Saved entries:

>>>>>

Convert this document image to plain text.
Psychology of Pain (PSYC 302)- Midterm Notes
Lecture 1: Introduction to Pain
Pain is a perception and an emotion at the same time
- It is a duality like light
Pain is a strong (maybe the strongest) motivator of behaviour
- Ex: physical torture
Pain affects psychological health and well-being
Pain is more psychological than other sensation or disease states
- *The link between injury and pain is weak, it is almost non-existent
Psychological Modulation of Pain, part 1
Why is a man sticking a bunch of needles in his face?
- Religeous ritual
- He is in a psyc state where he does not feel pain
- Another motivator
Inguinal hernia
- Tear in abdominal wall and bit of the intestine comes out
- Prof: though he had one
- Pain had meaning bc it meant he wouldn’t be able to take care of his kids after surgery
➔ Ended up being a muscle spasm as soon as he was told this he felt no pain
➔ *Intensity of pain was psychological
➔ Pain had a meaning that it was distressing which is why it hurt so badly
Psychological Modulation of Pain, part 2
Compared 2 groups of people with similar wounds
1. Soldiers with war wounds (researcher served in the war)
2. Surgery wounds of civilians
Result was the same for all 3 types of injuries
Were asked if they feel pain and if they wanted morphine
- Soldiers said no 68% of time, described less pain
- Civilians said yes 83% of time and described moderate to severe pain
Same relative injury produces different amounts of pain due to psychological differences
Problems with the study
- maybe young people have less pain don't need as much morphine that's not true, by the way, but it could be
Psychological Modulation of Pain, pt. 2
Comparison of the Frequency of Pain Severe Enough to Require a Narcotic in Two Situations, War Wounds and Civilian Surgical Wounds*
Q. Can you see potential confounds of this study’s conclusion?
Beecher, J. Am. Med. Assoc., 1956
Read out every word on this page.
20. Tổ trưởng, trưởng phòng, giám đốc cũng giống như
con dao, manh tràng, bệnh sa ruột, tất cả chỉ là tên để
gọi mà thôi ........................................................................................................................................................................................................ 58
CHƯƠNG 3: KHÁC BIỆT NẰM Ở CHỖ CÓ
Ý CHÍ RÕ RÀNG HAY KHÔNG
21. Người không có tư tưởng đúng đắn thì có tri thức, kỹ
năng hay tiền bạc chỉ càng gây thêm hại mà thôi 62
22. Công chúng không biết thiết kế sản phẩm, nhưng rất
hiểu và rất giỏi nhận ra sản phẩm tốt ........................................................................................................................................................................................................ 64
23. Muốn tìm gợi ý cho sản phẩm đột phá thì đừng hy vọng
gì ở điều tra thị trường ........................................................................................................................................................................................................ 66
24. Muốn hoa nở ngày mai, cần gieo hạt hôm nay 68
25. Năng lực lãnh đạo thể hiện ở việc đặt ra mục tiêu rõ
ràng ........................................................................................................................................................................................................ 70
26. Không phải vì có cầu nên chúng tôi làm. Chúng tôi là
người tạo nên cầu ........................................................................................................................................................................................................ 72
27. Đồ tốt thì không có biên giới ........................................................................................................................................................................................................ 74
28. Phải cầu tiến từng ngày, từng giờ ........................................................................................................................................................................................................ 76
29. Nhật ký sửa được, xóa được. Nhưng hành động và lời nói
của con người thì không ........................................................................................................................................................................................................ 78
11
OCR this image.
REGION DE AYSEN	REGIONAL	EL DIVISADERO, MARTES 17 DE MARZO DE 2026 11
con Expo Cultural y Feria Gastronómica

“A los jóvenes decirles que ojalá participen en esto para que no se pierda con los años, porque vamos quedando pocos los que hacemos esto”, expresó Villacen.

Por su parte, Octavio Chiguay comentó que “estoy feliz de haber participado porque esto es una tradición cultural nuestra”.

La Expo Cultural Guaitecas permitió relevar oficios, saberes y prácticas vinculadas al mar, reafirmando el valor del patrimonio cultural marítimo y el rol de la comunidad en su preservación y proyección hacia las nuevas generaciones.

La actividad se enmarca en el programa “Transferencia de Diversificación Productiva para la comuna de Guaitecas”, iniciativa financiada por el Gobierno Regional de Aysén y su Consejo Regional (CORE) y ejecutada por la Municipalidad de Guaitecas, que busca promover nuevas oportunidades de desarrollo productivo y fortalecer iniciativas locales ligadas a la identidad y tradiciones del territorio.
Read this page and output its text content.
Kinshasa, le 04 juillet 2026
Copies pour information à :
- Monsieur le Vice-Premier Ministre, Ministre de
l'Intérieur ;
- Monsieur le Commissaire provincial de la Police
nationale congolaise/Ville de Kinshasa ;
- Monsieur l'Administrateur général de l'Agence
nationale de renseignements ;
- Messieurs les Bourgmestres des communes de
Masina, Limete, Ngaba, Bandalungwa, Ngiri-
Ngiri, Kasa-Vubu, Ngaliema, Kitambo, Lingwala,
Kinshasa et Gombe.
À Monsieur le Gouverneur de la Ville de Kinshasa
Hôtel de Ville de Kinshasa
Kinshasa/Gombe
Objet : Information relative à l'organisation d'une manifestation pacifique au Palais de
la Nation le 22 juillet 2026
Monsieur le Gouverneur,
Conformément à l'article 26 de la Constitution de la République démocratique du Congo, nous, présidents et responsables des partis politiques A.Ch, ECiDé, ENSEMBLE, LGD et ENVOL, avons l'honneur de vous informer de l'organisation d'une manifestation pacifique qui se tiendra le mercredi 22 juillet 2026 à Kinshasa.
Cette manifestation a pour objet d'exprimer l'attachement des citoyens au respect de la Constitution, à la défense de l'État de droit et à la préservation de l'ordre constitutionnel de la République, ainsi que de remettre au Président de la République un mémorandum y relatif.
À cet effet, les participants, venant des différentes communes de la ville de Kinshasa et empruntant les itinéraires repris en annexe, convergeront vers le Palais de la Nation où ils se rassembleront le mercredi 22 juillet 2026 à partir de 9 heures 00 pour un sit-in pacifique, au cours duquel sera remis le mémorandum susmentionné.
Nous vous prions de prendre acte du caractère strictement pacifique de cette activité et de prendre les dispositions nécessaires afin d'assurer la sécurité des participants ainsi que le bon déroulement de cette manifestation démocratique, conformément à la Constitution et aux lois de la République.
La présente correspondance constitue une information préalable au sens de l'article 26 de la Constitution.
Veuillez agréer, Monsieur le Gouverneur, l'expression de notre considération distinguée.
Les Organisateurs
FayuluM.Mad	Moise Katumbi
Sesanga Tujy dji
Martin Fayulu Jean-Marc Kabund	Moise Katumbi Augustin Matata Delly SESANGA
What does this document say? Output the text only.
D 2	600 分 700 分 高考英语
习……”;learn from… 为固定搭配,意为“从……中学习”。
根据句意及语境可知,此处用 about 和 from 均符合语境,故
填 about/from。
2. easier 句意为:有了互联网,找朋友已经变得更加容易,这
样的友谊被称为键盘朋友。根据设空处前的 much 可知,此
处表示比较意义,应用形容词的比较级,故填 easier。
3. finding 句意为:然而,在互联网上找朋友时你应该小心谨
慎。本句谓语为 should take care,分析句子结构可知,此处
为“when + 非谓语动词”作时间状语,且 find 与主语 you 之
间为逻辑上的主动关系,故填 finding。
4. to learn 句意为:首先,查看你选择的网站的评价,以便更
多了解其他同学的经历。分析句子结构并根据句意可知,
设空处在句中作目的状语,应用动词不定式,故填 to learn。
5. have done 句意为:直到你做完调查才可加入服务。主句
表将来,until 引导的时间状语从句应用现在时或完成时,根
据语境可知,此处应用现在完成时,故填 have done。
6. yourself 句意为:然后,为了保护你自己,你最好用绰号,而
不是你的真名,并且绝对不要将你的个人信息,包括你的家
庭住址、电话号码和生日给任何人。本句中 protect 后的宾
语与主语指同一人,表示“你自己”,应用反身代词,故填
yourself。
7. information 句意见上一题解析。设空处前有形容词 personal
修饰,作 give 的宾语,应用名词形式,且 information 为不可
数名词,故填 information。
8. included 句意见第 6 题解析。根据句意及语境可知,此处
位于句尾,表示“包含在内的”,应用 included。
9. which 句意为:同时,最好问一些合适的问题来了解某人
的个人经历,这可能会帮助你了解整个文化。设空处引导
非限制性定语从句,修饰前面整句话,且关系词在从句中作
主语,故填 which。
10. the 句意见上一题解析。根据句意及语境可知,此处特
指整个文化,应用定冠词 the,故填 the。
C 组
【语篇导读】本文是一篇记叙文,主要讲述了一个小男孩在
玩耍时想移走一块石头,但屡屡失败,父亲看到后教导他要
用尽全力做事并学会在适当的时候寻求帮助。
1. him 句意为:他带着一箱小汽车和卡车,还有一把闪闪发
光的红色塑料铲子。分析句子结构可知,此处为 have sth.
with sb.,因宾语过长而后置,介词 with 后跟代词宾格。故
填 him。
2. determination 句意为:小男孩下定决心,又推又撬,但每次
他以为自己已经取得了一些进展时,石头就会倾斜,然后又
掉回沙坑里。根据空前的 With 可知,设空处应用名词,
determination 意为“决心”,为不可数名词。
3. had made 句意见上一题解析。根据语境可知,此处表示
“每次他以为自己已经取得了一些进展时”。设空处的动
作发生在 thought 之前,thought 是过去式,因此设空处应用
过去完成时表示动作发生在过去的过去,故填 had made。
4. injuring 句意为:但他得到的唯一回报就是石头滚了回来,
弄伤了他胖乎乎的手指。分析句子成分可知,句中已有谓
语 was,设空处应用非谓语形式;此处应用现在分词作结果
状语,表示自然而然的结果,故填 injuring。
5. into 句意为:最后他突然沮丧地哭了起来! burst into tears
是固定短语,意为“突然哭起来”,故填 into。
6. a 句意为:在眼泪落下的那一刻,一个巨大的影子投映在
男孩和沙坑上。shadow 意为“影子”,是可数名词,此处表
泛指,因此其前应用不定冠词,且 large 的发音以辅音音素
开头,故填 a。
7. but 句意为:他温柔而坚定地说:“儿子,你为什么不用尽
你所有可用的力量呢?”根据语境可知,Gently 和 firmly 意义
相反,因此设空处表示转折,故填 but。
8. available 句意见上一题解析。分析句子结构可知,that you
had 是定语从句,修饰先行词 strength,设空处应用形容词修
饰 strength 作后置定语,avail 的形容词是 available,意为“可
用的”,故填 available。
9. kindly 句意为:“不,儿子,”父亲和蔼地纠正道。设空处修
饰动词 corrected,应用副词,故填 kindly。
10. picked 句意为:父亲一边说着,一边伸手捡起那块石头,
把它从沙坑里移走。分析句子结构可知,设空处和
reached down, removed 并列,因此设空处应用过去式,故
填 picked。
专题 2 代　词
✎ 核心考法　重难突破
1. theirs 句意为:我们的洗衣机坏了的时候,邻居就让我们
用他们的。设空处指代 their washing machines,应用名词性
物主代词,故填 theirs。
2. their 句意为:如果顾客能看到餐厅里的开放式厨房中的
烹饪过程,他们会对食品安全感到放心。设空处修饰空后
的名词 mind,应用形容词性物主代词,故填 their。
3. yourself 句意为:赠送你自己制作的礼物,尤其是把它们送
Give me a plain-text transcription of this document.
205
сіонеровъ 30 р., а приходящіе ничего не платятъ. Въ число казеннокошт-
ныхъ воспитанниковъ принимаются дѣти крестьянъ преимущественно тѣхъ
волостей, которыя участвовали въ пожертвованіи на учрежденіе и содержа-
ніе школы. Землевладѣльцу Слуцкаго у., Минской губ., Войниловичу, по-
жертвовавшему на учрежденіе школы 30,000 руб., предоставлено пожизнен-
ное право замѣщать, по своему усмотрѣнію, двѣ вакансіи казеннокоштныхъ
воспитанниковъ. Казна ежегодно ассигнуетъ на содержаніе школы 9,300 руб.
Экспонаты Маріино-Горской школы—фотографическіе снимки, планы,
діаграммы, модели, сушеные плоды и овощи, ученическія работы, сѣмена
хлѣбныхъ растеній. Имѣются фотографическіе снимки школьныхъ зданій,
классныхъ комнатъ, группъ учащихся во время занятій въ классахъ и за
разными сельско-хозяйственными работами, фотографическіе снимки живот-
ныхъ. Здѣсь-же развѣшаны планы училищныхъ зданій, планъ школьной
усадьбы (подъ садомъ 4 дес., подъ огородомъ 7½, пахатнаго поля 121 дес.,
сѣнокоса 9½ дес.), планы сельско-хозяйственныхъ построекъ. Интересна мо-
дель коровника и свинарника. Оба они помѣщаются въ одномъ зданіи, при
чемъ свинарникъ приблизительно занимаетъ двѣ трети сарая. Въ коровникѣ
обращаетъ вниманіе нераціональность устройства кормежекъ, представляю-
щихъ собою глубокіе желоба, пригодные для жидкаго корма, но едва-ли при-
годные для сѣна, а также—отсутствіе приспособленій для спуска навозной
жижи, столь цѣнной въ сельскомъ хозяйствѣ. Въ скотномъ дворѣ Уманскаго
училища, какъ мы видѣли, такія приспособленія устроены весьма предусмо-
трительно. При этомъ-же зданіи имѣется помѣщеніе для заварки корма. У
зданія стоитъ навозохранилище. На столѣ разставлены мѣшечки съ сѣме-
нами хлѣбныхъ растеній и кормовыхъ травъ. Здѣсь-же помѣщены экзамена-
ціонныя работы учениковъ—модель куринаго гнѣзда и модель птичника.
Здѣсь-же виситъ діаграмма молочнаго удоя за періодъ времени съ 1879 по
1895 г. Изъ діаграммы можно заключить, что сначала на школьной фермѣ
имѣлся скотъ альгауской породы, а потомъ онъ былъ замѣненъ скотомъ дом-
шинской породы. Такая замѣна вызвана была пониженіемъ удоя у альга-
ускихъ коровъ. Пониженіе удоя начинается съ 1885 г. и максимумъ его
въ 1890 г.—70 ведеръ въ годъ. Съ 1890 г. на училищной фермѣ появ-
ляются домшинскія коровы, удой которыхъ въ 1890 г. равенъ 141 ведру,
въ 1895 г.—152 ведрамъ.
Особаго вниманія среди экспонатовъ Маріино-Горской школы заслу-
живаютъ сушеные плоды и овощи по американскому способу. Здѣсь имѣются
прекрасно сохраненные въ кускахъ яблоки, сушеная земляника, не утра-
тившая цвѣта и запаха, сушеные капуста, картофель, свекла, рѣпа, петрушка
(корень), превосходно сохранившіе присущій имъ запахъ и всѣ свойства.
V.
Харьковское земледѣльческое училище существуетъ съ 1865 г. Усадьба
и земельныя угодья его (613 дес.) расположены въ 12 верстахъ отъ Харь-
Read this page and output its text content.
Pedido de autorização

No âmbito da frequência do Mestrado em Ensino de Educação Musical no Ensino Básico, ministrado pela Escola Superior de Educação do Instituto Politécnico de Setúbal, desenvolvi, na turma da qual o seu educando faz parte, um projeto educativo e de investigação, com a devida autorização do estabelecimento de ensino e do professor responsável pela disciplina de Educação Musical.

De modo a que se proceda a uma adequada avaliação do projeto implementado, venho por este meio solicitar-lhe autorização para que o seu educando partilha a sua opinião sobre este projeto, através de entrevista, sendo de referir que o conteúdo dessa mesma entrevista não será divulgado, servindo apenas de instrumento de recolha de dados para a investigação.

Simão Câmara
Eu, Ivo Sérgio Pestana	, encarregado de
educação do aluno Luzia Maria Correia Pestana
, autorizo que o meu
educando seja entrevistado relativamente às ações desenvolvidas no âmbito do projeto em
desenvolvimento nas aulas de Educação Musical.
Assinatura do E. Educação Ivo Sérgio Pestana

<<<<<

Task statement
How many lines in the listing above contain the string "motivator"? Answer with the number only.

Solved exercise
2